OBJECTIVE: Convert the lines from the one containing "low-range-label: Low Range xyxy=(112,166,181,181)" through the one containing "x-tick-label: 2022 xyxy=(283,279,316,294)" into a Markdown table with the columns Row and Entry Text, numbering each row and omitting any blank lines.

RECORDS SHOWN:
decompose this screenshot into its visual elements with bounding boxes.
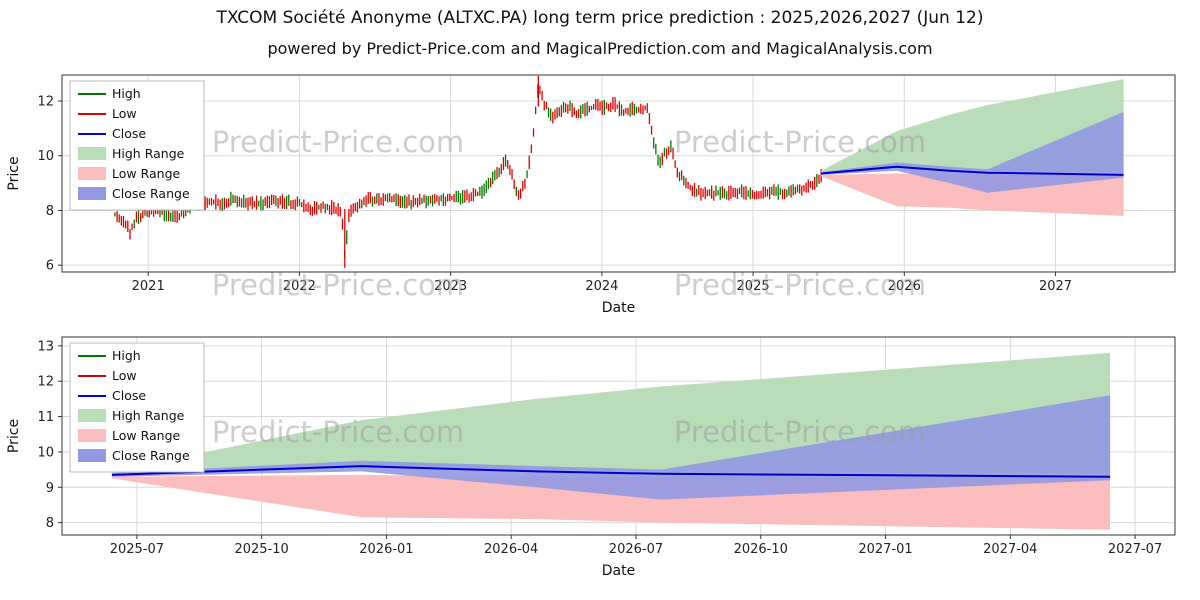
low-range-label: Low Range xyxy=(112,166,181,181)
close-range-label: Close Range xyxy=(112,448,190,463)
legend-item-high: High xyxy=(78,86,141,101)
low-label: Low xyxy=(112,106,137,121)
chart-subtitle: powered by Predict-Price.com and Magical… xyxy=(267,39,933,58)
legend-box xyxy=(69,342,205,473)
y-tick-label: 12 xyxy=(37,375,54,390)
legend-item-close-range: Close Range xyxy=(78,448,190,463)
axis-ticks: 6 8 10 12 2021 2022 2023 2024 2025 2026 2027 xyxy=(37,94,1072,294)
x-tick-label: 2022 xyxy=(283,279,316,294)
watermark-text: Predict-Price.com xyxy=(674,125,926,159)
low-range-swatch-patch xyxy=(78,167,106,180)
y-tick-label: 10 xyxy=(37,445,54,460)
x-tick-label: 2026-07 xyxy=(609,542,663,557)
legend-item-close: Close xyxy=(78,388,146,403)
y-axis-label: Price xyxy=(6,419,22,453)
high-range-swatch-patch xyxy=(78,147,106,160)
x-tick-label: 2025 xyxy=(737,279,770,294)
close-range-label: Close Range xyxy=(112,186,190,201)
high-range-label: High Range xyxy=(112,146,185,161)
plot-frame xyxy=(61,336,1176,536)
close-range-band xyxy=(111,395,1111,500)
y-tick-label: 11 xyxy=(37,410,54,425)
legend: High Low Close High Range Low Range Close Ran… xyxy=(69,80,205,211)
close-range-swatch-patch xyxy=(78,187,106,200)
x-axis-label: Date xyxy=(602,300,635,316)
x-tick-label: 2027-01 xyxy=(858,542,912,557)
legend-item-high-range: High Range xyxy=(78,408,185,423)
axis-ticks: 8 9 10 11 12 13 2025-07 2025-10 2026-01 2026-04 20… xyxy=(37,339,1162,557)
y-tick-label: 8 xyxy=(46,204,54,219)
low-range-swatch-patch xyxy=(78,429,106,442)
legend-item-close: Close xyxy=(78,126,146,141)
x-tick-label: 2021 xyxy=(132,279,165,294)
legend: High Low Close High Range Low Range Close Ran… xyxy=(69,342,205,473)
close-forecast-line xyxy=(821,165,1124,176)
legend-item-low-range: Low Range xyxy=(78,428,181,443)
x-tick-label: 2027-04 xyxy=(983,542,1037,557)
forecast-detail: 8 9 10 11 12 13 2025-07 2025-10 2026-01 2026-04 20… xyxy=(6,336,1176,579)
watermark-text: Predict-Price.com xyxy=(674,268,926,302)
high-label: High xyxy=(112,86,141,101)
high-label: High xyxy=(112,348,141,363)
low-label: Low xyxy=(112,368,137,383)
close-range-band xyxy=(821,111,1124,193)
x-axis-label: Date xyxy=(602,563,635,579)
history-and-forecast: 6 8 10 12 2021 2022 2023 2024 2025 2026 2027 Date Pr… xyxy=(6,74,1176,316)
low-range-label: Low Range xyxy=(112,428,181,443)
x-tick-label: 2026-04 xyxy=(484,542,538,557)
y-tick-label: 9 xyxy=(46,481,54,496)
y-tick-label: 13 xyxy=(37,339,54,354)
high-range-swatch-patch xyxy=(78,409,106,422)
legend-item-high: High xyxy=(78,348,141,363)
legend-item-low: Low xyxy=(78,106,137,121)
y-tick-label: 10 xyxy=(37,149,54,164)
legend-item-low-range: Low Range xyxy=(78,166,181,181)
watermark-text: Predict-Price.com xyxy=(212,125,464,159)
y-tick-label: 8 xyxy=(46,516,54,531)
close-range-swatch-patch xyxy=(78,449,106,462)
y-axis-label: Price xyxy=(6,156,22,190)
x-tick-label: 2027 xyxy=(1039,279,1072,294)
close-label: Close xyxy=(112,126,146,141)
x-tick-label: 2024 xyxy=(585,279,618,294)
y-tick-label: 12 xyxy=(37,94,54,109)
x-tick-label: 2025-07 xyxy=(110,542,164,557)
y-tick-label: 6 xyxy=(46,259,54,274)
watermark-text: Predict-Price.com xyxy=(674,415,926,449)
x-tick-label: 2026-01 xyxy=(359,542,413,557)
watermark-text: Predict-Price.com xyxy=(212,415,464,449)
legend-item-high-range: High Range xyxy=(78,146,185,161)
watermark-text: Predict-Price.com xyxy=(212,268,464,302)
close-label: Close xyxy=(112,388,146,403)
high-range-label: High Range xyxy=(112,408,185,423)
historical-price-bars xyxy=(114,75,822,268)
x-tick-label: 2025-10 xyxy=(234,542,288,557)
legend-item-low: Low xyxy=(78,368,137,383)
legend-item-close-range: Close Range xyxy=(78,186,190,201)
x-tick-label: 2026-10 xyxy=(734,542,788,557)
x-tick-label: 2026 xyxy=(888,279,921,294)
plot-frame xyxy=(61,74,1176,273)
close-forecast-line xyxy=(111,465,1111,478)
x-tick-label: 2023 xyxy=(434,279,467,294)
chart-title: TXCOM Société Anonyme (ALTXC.PA) long te… xyxy=(216,8,984,28)
x-tick-label: 2027-07 xyxy=(1108,542,1162,557)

EXPECTED ANSWER:
| Row | Entry Text |
|---|---|
| 1 | low-range-label: Low Range xyxy=(112,166,181,181) |
| 2 | close-range-label: Close Range xyxy=(112,448,190,463) |
| 3 | legend-item-high: High xyxy=(78,86,141,101) |
| 4 | low-label: Low xyxy=(112,106,137,121) |
| 5 | chart-subtitle: powered by Predict-Price.com and Magical… xyxy=(267,39,933,58) |
| 6 | legend-box xyxy=(69,342,205,473) |
| 7 | y-tick-label: 12 xyxy=(37,375,54,390) |
| 8 | legend-item-close-range: Close Range xyxy=(78,448,190,463) |
| 9 | axis-ticks: 6 8 10 12 2021 2022 2023 2024 2025 2026 2027 xyxy=(37,94,1072,294) |
| 10 | x-tick-label: 2022 xyxy=(283,279,316,294) |